━━━ Recorded information
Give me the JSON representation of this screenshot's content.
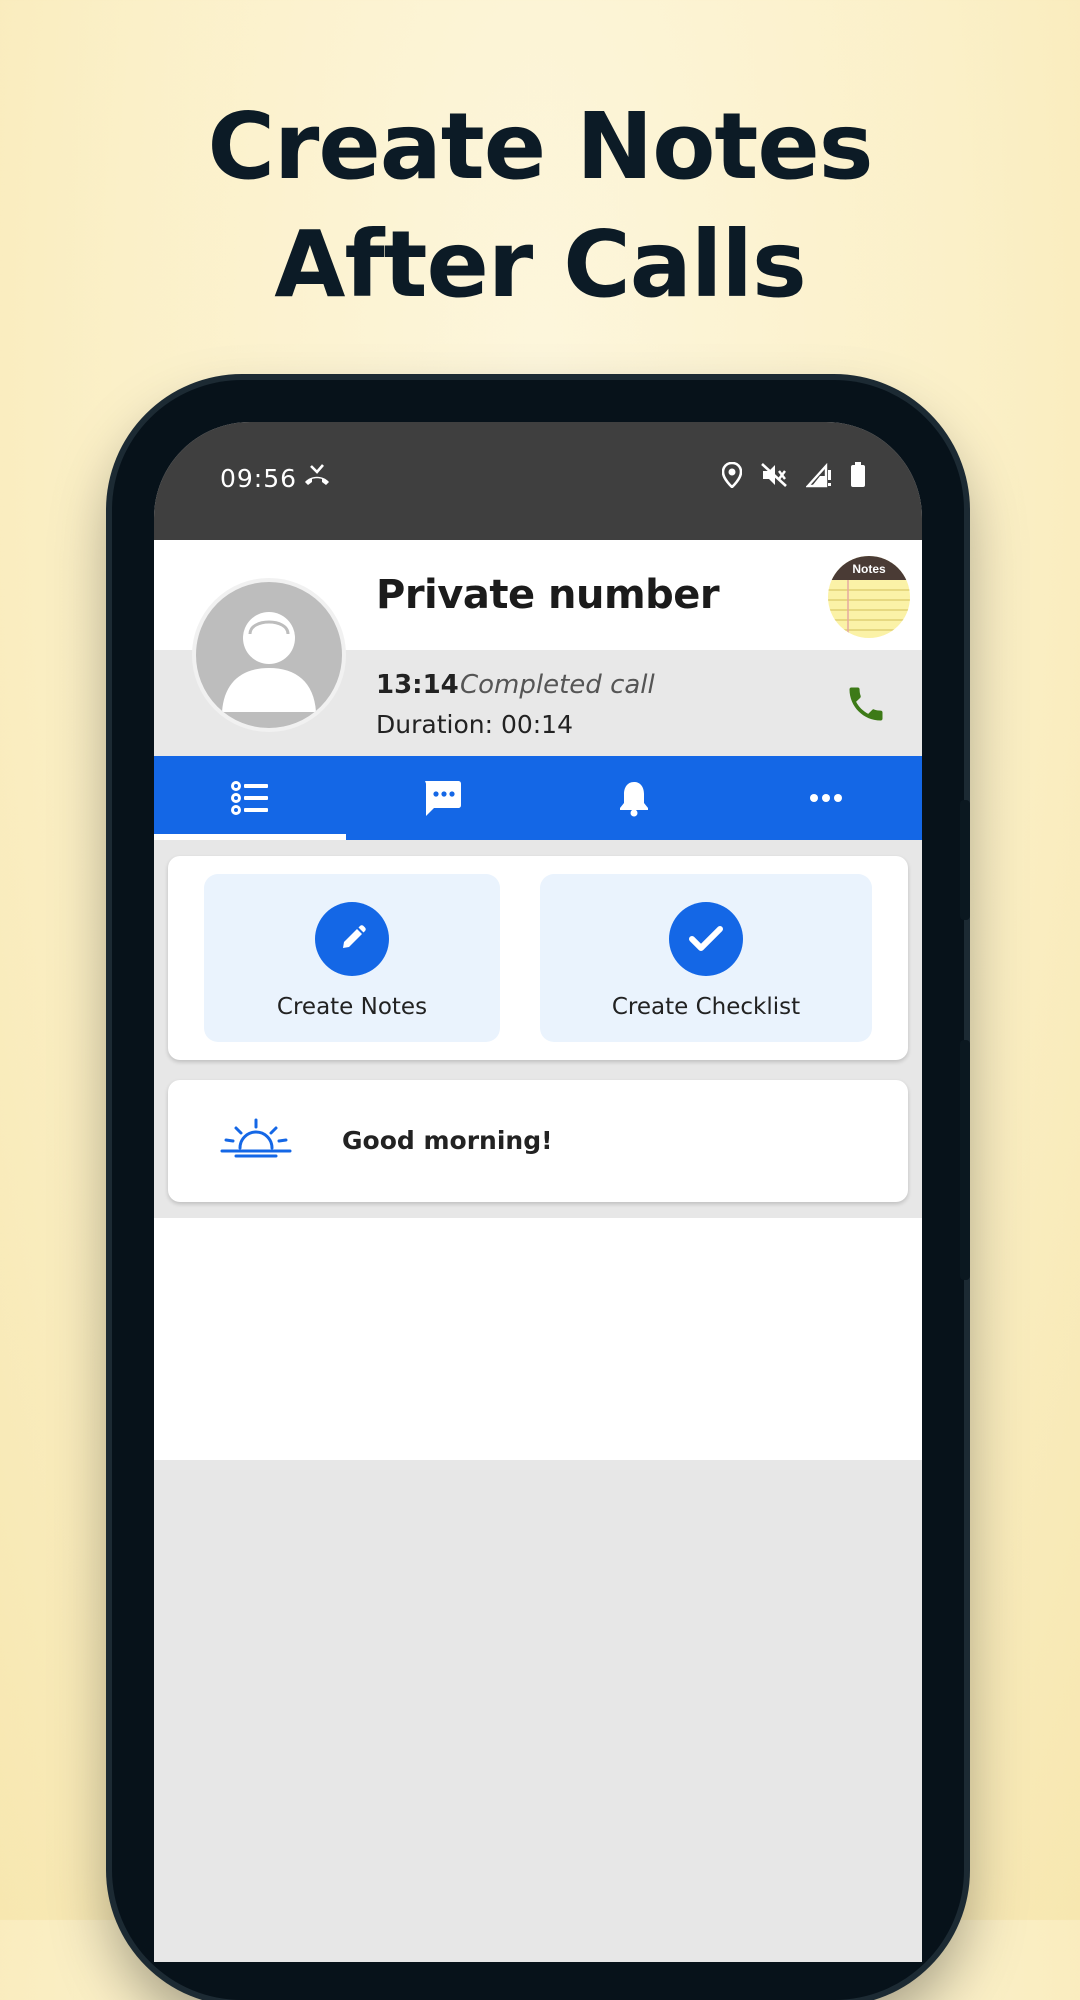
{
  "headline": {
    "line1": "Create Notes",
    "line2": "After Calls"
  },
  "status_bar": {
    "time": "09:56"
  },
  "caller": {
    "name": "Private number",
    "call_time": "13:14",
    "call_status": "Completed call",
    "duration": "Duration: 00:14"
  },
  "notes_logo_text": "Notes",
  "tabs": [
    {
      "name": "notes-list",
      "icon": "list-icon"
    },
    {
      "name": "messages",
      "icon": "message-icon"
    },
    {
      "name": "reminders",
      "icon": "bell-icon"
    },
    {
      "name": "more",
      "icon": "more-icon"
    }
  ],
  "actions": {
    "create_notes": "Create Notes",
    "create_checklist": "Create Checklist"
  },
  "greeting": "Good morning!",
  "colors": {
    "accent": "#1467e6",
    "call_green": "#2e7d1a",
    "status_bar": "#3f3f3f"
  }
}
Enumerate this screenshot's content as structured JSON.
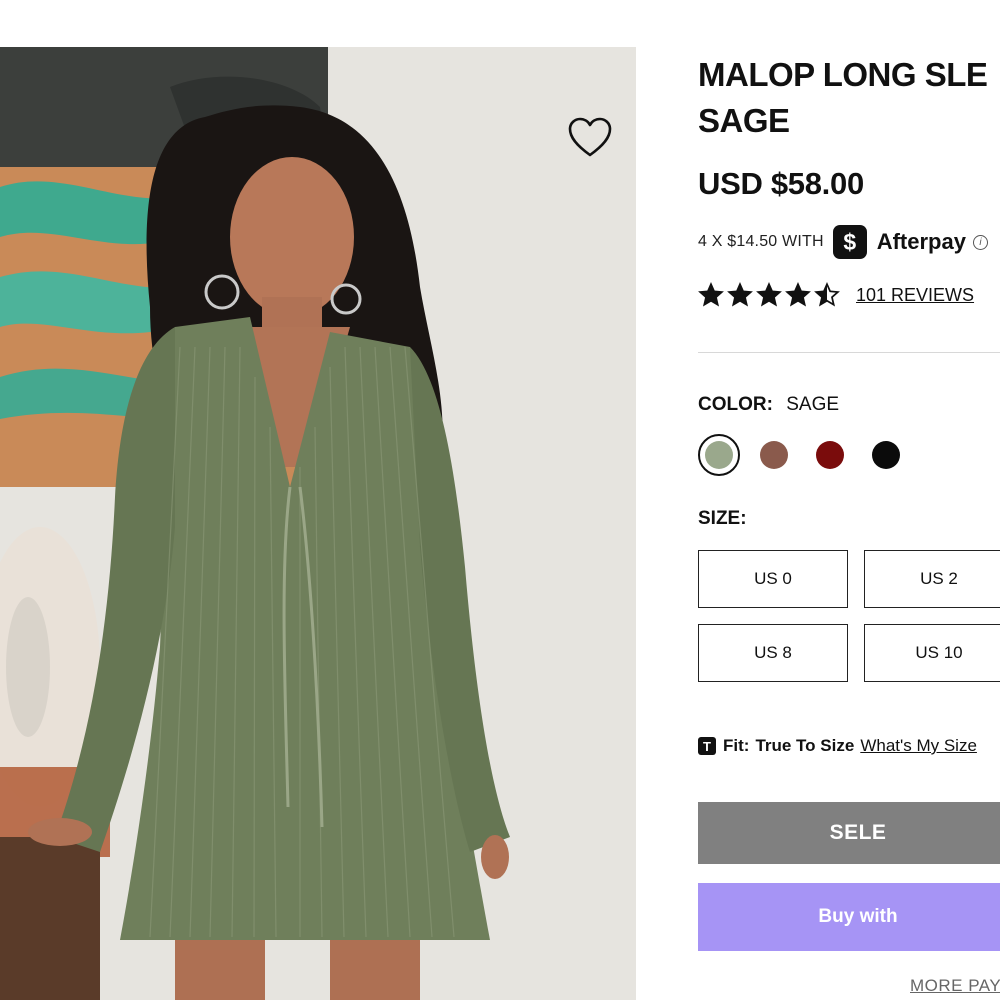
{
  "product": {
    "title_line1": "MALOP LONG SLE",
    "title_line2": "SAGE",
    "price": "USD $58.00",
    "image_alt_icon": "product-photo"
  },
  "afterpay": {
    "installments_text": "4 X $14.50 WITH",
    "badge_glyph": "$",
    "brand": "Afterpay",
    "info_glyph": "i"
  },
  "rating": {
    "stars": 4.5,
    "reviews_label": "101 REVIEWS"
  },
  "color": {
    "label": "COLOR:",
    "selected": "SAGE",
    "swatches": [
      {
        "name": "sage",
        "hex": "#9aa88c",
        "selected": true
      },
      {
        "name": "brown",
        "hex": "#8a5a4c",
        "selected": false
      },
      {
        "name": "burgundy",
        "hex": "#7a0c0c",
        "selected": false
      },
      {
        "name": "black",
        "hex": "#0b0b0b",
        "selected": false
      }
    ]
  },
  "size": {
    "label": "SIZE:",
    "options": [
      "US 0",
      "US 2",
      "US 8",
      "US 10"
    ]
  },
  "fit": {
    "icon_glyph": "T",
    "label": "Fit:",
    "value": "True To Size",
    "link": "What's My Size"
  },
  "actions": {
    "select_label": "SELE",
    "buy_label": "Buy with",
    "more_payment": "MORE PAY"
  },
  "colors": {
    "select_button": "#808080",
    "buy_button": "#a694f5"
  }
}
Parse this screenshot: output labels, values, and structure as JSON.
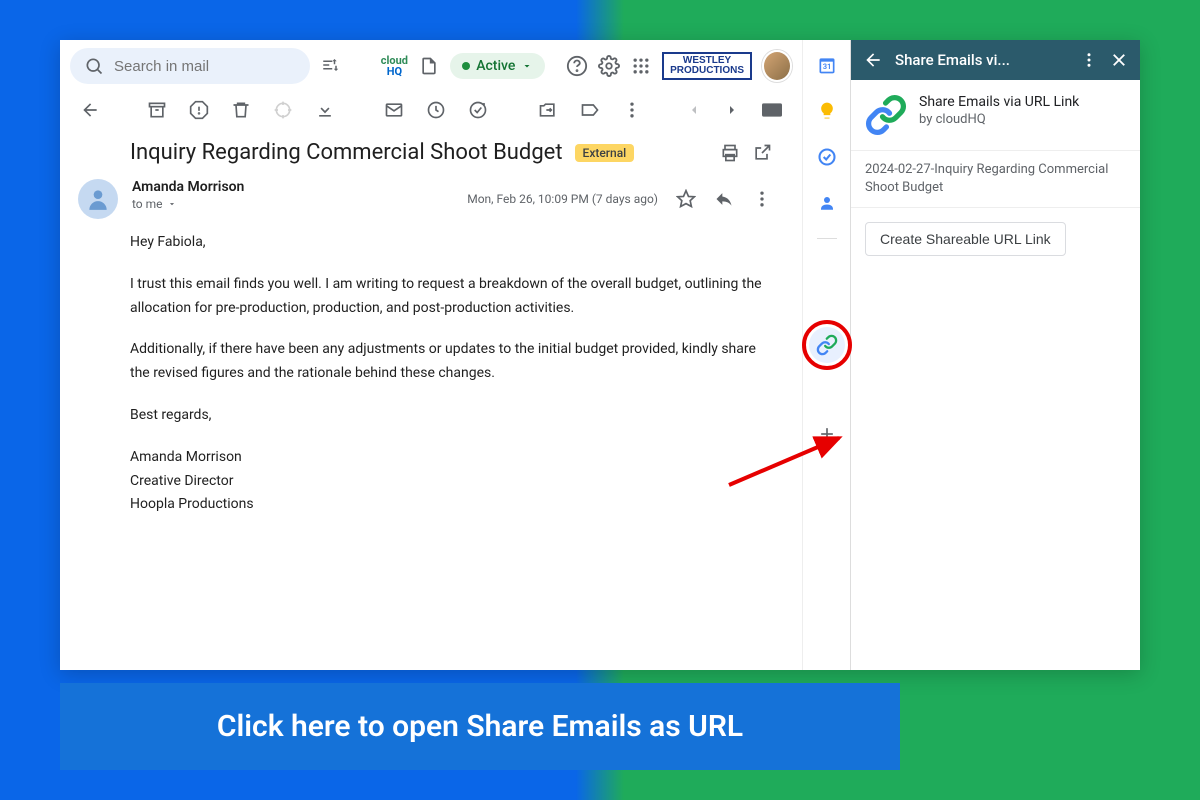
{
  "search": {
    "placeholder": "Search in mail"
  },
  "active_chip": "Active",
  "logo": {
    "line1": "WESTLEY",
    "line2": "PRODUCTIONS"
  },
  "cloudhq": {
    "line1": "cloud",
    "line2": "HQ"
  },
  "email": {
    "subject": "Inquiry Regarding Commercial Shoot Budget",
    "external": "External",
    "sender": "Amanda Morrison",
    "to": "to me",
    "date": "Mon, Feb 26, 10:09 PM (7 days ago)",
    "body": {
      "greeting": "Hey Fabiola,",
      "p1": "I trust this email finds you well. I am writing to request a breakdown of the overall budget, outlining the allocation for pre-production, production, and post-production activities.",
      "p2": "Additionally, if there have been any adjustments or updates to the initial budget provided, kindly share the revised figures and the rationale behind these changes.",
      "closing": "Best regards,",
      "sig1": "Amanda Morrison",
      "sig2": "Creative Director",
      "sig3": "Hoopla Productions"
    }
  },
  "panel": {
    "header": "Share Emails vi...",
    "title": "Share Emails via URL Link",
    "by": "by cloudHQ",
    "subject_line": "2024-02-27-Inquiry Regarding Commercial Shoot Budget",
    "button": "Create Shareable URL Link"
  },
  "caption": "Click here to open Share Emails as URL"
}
━━━━━━
▸ **Problem**
Check each line above for the string "this", then copy the ones that have it.

▸ **Result of the task**
Give me the JSON representation of this screenshot's content.
Enumerate this screenshot's content as structured JSON.
Parse this screenshot: output labels, values, and structure as JSON.
      "p1": "I trust this email finds you well. I am writing to request a breakdown of the overall budget, outlining the allocation for pre-production, production, and post-production activities.",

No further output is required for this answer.